◆ Data provided ◆
····················

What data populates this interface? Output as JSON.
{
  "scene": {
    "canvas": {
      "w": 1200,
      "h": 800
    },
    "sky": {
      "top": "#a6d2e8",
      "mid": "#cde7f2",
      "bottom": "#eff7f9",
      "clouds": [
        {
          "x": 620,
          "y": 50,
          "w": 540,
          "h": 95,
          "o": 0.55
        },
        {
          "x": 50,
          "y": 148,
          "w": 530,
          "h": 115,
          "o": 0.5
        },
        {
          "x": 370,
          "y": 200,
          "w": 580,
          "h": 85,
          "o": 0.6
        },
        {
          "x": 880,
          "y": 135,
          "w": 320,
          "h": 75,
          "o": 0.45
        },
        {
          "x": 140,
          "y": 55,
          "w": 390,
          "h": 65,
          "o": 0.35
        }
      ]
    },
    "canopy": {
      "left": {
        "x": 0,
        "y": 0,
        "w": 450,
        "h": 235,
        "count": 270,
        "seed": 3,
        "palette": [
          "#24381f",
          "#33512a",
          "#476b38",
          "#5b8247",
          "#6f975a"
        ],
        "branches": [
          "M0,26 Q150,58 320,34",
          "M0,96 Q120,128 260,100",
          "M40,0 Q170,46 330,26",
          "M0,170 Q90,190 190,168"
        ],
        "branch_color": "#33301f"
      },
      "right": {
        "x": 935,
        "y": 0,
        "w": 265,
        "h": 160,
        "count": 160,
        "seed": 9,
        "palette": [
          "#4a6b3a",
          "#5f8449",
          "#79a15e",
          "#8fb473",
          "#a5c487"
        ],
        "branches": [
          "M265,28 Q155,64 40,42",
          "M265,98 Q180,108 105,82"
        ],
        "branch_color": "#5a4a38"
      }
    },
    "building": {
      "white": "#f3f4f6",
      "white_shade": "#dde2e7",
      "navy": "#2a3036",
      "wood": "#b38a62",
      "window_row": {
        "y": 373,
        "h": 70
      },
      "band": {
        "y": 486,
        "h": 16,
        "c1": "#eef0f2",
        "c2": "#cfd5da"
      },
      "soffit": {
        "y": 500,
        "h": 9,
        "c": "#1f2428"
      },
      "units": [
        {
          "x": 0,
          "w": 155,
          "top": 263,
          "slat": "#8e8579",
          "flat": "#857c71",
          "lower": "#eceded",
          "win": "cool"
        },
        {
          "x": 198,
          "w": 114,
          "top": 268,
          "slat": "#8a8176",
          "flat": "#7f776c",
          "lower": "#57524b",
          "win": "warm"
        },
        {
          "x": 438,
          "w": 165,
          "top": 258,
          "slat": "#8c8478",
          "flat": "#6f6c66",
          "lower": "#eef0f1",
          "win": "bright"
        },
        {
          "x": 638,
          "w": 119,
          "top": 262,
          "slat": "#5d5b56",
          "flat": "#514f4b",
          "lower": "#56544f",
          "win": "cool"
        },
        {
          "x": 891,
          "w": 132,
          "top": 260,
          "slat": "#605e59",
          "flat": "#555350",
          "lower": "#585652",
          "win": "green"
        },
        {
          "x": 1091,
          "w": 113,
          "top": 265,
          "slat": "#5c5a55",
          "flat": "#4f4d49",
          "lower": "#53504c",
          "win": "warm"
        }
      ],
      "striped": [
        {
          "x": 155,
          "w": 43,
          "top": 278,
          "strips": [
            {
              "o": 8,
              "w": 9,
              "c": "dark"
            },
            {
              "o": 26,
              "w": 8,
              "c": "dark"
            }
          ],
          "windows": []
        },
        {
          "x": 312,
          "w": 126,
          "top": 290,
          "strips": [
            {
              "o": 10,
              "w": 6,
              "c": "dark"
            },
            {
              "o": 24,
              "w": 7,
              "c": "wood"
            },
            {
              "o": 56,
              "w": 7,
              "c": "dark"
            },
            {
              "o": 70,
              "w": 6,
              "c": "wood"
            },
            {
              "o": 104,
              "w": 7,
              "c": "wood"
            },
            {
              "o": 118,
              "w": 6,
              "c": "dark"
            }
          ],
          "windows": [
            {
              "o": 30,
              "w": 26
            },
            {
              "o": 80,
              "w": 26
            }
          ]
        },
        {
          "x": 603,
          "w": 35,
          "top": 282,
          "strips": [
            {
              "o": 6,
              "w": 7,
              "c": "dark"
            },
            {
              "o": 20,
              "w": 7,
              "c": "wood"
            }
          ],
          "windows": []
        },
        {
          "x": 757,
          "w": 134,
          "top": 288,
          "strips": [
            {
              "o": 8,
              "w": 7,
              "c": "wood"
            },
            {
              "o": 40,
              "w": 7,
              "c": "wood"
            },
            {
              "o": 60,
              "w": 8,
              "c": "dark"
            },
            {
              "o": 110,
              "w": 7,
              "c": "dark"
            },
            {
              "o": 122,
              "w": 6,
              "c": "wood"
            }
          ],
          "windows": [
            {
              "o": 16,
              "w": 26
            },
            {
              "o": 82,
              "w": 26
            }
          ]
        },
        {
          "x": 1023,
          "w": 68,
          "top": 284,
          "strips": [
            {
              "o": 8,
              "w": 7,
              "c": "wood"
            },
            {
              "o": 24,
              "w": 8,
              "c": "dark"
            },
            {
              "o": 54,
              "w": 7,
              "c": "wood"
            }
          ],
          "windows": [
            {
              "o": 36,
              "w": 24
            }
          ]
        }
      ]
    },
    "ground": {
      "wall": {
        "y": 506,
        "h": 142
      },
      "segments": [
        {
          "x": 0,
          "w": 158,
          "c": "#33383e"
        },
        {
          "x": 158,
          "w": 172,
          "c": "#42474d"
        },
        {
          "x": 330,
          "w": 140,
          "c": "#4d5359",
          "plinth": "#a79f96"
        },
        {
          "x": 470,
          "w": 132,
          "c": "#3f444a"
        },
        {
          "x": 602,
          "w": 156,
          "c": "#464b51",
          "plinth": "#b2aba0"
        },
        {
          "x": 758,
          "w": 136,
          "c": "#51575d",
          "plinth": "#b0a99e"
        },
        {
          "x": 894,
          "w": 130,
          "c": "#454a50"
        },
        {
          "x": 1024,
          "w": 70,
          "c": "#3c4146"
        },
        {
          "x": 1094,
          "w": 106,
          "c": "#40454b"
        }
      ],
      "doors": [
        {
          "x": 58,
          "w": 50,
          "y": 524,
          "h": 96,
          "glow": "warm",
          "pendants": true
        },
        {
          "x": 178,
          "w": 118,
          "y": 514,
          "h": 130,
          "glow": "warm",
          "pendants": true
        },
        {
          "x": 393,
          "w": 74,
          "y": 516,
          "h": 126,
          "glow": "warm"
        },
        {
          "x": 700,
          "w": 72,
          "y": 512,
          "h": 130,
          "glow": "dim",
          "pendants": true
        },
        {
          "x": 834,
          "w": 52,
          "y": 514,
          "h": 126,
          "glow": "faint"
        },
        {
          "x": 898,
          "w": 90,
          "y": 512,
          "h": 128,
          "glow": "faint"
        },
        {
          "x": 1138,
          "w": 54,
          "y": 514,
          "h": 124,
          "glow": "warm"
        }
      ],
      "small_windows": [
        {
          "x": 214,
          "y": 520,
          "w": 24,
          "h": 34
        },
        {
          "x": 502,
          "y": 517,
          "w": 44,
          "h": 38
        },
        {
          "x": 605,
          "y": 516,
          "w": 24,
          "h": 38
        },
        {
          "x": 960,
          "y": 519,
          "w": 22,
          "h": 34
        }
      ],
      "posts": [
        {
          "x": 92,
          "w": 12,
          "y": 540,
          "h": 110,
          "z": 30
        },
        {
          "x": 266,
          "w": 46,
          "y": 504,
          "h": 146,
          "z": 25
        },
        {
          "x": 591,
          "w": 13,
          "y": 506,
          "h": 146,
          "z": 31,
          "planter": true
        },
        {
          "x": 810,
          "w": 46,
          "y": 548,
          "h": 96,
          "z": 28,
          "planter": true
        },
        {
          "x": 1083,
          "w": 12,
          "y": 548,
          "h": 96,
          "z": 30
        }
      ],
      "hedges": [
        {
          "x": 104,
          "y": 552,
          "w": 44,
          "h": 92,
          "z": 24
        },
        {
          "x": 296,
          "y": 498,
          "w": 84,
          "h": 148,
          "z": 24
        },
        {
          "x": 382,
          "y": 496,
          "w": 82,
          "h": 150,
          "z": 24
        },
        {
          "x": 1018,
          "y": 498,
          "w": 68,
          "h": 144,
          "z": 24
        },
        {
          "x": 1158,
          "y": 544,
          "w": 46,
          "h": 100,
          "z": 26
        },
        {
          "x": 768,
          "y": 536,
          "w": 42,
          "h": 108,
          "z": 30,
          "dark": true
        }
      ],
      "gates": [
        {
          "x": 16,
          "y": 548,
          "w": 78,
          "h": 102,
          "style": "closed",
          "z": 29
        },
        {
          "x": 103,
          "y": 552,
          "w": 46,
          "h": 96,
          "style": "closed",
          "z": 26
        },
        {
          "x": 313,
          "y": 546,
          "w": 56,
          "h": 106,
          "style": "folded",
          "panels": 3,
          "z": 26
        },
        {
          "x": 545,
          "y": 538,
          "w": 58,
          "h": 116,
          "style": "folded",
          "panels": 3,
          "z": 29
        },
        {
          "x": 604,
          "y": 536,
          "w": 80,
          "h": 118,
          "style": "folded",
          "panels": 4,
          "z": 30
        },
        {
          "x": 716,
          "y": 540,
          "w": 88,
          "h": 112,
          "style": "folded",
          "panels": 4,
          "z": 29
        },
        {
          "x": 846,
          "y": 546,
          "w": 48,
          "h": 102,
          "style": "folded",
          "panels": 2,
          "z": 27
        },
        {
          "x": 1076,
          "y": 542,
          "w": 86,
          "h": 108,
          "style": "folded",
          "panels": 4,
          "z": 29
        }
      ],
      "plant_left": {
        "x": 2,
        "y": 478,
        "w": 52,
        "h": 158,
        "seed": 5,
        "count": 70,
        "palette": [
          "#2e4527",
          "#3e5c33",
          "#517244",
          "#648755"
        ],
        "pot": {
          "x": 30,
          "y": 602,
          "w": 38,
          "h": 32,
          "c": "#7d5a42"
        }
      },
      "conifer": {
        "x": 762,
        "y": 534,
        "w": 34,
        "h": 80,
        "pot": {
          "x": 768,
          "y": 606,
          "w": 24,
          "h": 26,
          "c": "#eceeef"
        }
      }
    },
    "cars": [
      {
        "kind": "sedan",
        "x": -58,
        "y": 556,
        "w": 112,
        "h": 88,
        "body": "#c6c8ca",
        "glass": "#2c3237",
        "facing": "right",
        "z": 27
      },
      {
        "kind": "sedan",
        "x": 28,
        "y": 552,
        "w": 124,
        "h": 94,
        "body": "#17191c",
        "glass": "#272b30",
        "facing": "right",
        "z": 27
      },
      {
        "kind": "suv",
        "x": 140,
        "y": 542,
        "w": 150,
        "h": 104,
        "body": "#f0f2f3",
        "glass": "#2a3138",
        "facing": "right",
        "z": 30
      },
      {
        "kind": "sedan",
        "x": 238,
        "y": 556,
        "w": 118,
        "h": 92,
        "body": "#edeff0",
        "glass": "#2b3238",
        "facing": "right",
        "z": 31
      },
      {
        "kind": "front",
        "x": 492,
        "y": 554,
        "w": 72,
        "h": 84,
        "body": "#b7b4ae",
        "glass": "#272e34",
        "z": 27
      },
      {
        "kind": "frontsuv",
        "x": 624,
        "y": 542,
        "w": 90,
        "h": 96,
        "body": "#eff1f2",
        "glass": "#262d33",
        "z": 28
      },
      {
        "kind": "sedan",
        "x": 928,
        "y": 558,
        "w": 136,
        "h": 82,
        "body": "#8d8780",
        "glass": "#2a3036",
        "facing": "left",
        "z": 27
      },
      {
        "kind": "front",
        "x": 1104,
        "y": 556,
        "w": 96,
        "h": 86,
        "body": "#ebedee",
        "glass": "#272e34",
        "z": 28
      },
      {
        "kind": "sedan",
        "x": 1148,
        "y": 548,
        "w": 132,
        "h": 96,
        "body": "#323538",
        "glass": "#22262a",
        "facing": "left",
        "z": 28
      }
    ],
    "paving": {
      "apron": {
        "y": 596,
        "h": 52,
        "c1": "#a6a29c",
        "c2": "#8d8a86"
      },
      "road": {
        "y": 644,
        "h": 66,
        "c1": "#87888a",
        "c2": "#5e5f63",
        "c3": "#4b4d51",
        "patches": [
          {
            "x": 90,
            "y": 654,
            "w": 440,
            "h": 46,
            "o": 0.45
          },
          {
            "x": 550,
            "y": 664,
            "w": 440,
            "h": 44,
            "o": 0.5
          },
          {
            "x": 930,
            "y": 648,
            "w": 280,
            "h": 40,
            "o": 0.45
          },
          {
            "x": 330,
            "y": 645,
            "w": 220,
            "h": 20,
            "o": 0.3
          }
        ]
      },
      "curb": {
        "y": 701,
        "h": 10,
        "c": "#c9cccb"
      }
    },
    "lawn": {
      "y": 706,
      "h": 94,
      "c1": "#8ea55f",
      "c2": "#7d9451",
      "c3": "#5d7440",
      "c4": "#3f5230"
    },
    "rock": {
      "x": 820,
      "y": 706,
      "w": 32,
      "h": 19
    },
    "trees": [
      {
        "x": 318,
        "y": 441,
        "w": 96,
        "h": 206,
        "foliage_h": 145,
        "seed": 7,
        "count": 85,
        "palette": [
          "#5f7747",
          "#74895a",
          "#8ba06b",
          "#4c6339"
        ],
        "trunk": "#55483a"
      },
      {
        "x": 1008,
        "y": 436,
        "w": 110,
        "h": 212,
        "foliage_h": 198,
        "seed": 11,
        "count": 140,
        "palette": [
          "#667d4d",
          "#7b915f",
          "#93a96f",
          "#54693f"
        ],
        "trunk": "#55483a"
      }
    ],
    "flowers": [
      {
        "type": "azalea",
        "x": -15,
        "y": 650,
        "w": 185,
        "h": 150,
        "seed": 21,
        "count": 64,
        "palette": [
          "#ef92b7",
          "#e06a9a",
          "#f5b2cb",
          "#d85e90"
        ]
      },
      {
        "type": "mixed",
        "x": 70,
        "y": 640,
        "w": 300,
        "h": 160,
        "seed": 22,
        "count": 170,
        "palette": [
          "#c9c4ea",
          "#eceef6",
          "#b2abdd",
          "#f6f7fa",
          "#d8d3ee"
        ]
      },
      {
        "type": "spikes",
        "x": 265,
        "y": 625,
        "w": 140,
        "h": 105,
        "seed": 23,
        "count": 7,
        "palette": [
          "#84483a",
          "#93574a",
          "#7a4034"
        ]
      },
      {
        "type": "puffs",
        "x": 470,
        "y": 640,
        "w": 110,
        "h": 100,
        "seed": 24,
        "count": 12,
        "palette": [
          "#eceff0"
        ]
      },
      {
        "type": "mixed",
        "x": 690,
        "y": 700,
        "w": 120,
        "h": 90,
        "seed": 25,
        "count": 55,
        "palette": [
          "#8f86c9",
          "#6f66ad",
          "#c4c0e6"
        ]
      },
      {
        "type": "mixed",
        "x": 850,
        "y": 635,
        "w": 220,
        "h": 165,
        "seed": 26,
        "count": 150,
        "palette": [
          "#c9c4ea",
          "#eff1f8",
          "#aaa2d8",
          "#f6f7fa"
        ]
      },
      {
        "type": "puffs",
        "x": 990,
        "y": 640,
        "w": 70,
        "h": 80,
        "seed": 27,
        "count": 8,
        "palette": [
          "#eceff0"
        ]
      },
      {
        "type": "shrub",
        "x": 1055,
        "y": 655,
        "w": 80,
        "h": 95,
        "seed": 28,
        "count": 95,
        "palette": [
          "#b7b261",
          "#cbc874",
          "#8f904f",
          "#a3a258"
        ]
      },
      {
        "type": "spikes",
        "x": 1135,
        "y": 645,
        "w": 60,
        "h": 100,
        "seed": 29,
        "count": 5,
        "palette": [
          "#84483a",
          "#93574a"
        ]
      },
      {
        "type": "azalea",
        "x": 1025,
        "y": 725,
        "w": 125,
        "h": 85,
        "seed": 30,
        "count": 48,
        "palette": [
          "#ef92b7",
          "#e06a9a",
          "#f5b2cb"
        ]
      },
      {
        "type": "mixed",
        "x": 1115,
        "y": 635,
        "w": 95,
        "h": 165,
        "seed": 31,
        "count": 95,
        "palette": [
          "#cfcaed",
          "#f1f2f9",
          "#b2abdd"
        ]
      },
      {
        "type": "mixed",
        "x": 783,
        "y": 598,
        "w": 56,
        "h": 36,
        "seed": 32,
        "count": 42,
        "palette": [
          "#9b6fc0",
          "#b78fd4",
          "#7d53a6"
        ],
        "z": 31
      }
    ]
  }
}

····················

◆ Directions ◆
Report how many lines of the records above contain the word "flat", and give only that number.

◆ Written response ◆
6